What you should do
Your task is to print the material below exactly as presented.

(Collected data)
════════
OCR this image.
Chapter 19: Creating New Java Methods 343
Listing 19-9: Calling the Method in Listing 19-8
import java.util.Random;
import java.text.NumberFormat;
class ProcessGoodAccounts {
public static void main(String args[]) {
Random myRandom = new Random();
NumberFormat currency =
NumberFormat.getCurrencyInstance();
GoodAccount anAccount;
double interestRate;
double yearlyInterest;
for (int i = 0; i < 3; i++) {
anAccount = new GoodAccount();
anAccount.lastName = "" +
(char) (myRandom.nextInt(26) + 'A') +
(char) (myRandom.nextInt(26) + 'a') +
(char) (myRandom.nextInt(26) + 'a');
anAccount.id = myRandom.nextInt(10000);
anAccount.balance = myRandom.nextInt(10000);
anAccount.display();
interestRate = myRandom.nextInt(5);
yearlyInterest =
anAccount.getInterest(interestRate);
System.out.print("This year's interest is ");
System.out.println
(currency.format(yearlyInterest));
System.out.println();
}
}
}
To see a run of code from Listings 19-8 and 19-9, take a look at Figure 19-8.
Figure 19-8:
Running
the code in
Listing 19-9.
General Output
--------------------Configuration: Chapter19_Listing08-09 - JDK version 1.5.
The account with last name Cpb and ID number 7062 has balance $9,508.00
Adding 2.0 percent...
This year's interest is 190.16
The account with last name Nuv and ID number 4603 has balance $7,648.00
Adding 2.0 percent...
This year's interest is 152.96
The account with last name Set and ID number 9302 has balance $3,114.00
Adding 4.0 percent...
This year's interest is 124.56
════════
Response to this task
OCR this image.
Chapter 19: Creating New Java Methods 343
Listing 19-9: Calling the Method in Listing 19-8
import java.util.Random;
import java.text.NumberFormat;
class ProcessGoodAccounts {
public static void main(String args[]) {
Random myRandom = new Random();
NumberFormat currency =
NumberFormat.getCurrencyInstance();
GoodAccount anAccount;
double interestRate;
double yearlyInterest;
for (int i = 0; i < 3; i++) {
anAccount = new GoodAccount();
anAccount.lastName = "" +
(char) (myRandom.nextInt(26) + 'A') +
(char) (myRandom.nextInt(26) + 'a') +
(char) (myRandom.nextInt(26) + 'a');
anAccount.id = myRandom.nextInt(10000);
anAccount.balance = myRandom.nextInt(10000);
anAccount.display();
interestRate = myRandom.nextInt(5);
yearlyInterest =
anAccount.getInterest(interestRate);
System.out.print("This year's interest is ");
System.out.println
(currency.format(yearlyInterest));
System.out.println();
}
}
}
To see a run of code from Listings 19-8 and 19-9, take a look at Figure 19-8.
Figure 19-8:
Running
the code in
Listing 19-9.
General Output
--------------------Configuration: Chapter19_Listing08-09 - JDK version 1.5.
The account with last name Cpb and ID number 7062 has balance $9,508.00
Adding 2.0 percent...
This year's interest is 190.16
The account with last name Nuv and ID number 4603 has balance $7,648.00
Adding 2.0 percent...
This year's interest is 152.96
The account with last name Set and ID number 9302 has balance $3,114.00
Adding 4.0 percent...
This year's interest is 124.56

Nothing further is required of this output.